Records from a dataset

· · · ·

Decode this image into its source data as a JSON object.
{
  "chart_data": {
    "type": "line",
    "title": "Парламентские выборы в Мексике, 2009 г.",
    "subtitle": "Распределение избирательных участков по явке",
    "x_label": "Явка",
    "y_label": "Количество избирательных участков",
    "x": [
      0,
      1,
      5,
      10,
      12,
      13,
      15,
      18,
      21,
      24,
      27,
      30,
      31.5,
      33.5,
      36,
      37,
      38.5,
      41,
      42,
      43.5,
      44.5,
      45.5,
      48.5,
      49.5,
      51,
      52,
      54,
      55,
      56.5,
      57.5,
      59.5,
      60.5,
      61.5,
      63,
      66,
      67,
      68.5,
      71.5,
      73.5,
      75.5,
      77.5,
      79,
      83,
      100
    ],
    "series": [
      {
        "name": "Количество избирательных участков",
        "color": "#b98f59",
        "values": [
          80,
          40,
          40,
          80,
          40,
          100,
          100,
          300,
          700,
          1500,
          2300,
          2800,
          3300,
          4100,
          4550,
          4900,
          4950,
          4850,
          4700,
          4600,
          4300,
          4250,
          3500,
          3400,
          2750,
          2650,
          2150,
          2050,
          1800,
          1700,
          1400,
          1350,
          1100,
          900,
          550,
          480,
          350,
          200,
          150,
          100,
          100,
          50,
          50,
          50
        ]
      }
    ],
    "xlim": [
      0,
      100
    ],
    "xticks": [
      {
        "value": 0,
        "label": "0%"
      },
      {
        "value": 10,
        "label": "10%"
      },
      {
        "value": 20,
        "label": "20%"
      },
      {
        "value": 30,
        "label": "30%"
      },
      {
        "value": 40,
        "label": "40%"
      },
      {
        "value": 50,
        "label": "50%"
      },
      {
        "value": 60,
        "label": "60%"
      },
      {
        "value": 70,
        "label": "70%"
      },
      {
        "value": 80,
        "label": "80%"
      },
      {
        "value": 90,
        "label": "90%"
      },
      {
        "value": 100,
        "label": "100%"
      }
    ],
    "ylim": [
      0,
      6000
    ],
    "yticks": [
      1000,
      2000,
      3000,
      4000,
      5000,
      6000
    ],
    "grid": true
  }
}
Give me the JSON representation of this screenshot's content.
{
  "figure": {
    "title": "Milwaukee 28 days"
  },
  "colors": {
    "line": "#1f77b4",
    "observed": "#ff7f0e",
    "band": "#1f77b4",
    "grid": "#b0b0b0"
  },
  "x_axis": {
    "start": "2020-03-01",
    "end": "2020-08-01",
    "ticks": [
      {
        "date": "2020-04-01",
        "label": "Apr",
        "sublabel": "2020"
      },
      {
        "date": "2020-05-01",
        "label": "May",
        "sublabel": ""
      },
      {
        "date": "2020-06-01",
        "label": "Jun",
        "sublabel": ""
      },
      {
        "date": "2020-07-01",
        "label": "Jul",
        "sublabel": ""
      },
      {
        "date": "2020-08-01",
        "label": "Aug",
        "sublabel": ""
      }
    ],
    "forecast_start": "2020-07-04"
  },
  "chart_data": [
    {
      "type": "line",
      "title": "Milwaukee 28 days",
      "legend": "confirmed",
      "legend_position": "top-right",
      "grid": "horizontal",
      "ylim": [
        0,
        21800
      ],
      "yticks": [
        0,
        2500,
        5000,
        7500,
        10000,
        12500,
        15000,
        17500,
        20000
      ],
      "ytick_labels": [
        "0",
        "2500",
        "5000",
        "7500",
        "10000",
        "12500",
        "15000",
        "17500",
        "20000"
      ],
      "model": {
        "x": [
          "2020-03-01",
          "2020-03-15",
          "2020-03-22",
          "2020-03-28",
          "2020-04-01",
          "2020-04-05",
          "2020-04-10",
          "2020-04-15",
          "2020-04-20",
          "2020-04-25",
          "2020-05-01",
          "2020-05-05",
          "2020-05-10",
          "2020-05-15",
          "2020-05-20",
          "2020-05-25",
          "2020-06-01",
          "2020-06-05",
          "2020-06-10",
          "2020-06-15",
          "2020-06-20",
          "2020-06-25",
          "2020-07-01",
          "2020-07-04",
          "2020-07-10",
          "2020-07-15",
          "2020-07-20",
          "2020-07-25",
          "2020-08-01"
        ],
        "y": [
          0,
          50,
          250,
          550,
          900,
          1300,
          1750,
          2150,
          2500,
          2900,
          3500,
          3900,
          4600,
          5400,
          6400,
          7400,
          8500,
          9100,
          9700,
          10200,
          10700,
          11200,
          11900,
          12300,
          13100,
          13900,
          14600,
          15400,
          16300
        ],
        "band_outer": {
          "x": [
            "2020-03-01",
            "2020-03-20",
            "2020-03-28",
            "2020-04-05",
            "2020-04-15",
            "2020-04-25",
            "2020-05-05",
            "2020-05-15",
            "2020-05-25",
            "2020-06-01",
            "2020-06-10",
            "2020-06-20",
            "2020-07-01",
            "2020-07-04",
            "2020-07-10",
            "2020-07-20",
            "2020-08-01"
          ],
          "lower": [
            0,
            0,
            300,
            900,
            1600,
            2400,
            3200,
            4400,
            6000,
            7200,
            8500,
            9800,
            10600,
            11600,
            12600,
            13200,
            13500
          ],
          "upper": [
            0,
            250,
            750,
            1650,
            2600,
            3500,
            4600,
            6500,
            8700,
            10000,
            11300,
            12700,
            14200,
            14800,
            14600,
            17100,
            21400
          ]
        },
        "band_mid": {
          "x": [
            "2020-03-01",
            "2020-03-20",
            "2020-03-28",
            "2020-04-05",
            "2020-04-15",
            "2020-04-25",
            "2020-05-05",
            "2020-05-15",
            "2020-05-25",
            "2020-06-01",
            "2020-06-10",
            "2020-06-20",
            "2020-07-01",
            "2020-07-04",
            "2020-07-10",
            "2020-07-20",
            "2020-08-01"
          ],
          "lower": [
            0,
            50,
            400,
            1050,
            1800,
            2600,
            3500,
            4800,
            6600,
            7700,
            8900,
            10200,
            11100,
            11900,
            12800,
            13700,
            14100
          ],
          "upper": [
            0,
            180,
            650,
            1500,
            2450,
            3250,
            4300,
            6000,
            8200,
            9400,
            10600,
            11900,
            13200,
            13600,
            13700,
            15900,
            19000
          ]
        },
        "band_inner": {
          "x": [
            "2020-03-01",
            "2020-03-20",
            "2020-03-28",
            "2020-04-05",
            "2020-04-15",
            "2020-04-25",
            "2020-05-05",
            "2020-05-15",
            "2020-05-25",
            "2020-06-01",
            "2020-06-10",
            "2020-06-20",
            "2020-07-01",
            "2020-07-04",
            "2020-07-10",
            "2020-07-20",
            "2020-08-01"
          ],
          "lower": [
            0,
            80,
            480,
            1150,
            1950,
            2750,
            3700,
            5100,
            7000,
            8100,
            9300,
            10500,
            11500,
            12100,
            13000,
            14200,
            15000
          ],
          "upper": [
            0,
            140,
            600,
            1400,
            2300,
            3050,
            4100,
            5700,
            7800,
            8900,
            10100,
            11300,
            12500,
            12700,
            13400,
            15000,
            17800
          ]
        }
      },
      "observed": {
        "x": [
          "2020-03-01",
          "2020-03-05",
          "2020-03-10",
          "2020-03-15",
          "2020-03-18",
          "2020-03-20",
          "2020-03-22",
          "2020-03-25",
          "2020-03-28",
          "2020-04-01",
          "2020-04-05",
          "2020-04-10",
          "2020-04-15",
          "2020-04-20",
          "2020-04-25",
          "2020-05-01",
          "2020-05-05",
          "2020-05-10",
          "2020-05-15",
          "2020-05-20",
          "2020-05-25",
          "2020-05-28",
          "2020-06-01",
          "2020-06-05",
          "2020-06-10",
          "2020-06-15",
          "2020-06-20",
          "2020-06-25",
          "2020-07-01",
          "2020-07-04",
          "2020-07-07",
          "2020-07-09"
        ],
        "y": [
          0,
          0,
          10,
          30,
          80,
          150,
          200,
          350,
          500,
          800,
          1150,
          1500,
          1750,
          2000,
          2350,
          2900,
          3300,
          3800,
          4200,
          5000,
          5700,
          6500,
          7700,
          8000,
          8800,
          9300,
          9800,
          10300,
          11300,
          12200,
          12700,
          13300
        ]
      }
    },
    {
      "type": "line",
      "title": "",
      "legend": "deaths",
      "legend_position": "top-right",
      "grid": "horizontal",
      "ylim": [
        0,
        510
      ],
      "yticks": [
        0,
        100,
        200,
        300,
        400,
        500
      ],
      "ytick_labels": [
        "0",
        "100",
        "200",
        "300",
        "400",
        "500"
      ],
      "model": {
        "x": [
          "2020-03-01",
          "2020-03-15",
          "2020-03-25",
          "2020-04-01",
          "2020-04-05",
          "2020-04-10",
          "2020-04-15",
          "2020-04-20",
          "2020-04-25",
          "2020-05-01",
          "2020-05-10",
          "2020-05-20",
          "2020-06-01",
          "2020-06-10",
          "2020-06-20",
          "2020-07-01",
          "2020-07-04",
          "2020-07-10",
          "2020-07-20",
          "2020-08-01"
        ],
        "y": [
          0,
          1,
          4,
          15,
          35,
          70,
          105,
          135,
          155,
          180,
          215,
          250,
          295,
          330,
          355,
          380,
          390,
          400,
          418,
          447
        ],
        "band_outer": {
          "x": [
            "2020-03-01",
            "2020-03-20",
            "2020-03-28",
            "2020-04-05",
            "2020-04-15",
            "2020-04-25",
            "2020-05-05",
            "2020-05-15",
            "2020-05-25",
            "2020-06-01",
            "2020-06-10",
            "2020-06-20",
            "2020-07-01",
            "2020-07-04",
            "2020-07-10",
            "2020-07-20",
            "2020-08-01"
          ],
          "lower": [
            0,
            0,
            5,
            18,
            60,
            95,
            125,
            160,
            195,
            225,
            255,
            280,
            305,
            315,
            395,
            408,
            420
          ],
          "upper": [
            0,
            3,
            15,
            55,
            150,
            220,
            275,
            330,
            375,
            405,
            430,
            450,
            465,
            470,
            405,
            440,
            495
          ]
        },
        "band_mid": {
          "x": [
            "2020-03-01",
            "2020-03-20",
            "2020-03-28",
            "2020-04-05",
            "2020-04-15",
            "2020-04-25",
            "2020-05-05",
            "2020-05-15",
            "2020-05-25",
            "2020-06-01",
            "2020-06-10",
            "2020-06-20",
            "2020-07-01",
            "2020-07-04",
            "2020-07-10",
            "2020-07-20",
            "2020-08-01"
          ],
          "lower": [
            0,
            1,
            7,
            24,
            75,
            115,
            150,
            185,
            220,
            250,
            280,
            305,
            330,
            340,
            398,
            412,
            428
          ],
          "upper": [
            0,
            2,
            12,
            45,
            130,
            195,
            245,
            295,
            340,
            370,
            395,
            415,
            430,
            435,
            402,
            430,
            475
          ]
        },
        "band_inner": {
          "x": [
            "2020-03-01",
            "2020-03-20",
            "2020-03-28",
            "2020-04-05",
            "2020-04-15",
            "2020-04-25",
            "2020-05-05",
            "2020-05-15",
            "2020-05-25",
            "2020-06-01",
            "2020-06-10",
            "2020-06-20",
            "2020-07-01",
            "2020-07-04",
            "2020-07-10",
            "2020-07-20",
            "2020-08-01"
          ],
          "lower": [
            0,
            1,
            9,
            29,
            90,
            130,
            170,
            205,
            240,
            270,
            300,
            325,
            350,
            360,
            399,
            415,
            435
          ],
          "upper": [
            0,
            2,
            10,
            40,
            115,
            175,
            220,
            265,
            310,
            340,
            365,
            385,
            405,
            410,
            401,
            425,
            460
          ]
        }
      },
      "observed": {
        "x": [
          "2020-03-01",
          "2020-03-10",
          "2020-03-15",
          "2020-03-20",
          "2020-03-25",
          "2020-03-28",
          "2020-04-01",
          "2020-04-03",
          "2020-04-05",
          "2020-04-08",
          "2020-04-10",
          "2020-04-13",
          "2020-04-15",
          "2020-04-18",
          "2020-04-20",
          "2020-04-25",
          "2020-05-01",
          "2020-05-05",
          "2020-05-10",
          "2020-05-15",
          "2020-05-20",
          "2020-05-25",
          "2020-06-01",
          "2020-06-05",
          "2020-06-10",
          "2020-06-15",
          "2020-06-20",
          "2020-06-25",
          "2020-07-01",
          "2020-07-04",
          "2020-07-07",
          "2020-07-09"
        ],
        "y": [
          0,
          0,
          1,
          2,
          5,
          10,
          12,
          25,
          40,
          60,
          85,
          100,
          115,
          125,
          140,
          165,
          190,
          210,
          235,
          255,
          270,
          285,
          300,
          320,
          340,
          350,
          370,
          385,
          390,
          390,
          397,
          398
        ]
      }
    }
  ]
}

· · · ·

> **SET TASK**
Filter the entries above down to the lines containing the word "Количество".

> **THE SOLUTION**
    "y_label": "Количество избирательных участков",
        "name": "Количество избирательных участков",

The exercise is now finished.